— START OF Given records —

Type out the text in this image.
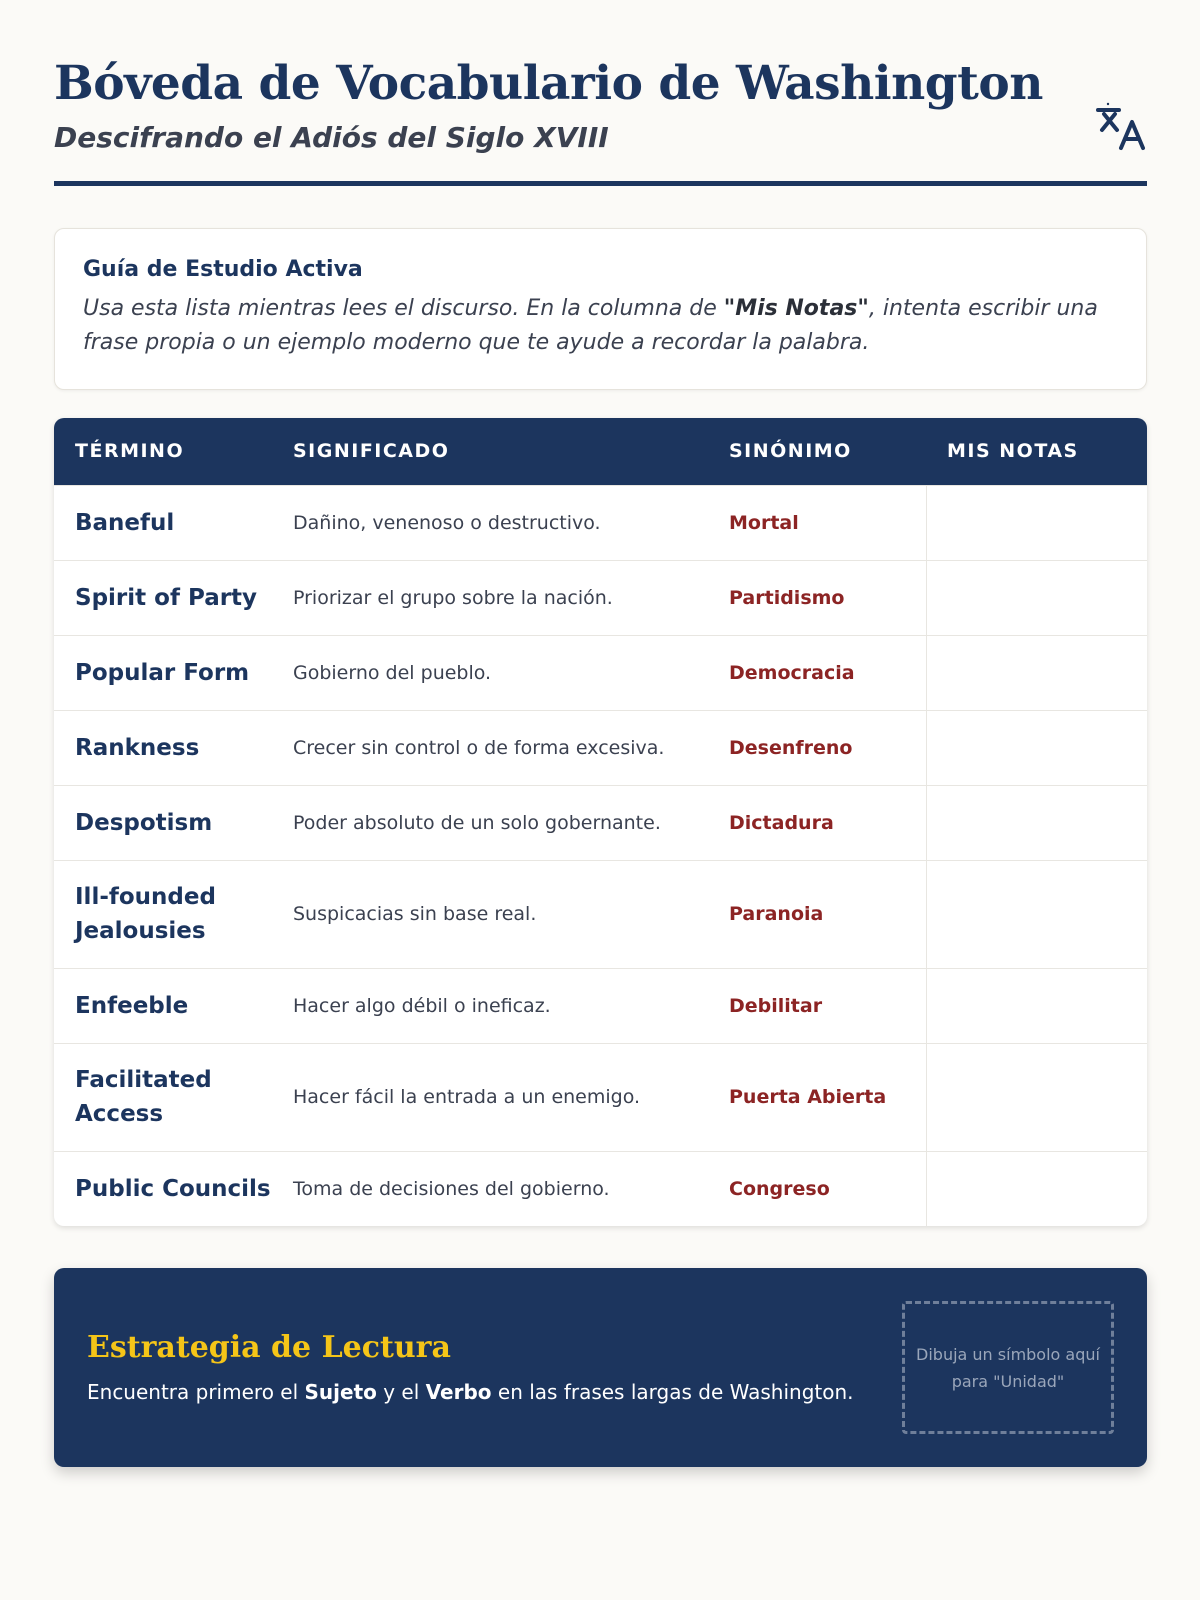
Bóveda de Vocabulario de Washington
Descifrando el Adiós del Siglo XVIII
Guía de Estudio Activa

Usa esta lista mientras lees el discurso. En la columna de "Mis Notas", intenta escribir una frase propia o un ejemplo moderno que te ayude a recordar la palabra.

TÉRMINO	SIGNIFICADO	SINÓNIMO	MIS NOTAS
Baneful	Dañino, venenoso o destructivo.	Mortal	
Spirit of Party	Priorizar el grupo sobre la nación.	Partidismo	
Popular Form	Gobierno del pueblo.	Democracia	
Rankness	Crecer sin control o de forma excesiva.	Desenfreno	
Despotism	Poder absoluto de un solo gobernante.	Dictadura	
Ill-founded Jealousies	Suspicacias sin base real.	Paranoia	
Enfeeble	Hacer algo débil o ineficaz.	Debilitar	
Facilitated Access	Hacer fácil la entrada a un enemigo.	Puerta Abierta	
Public Councils	Toma de decisiones del gobierno.	Congreso	
Estrategia de Lectura

Encuentra primero el Sujeto y el Verbo en las frases largas de Washington.

Dibuja un símbolo aquí para "Unidad"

— END OF Given records —

Say how many lines in the records above hold "Hacer", and give no other text.

2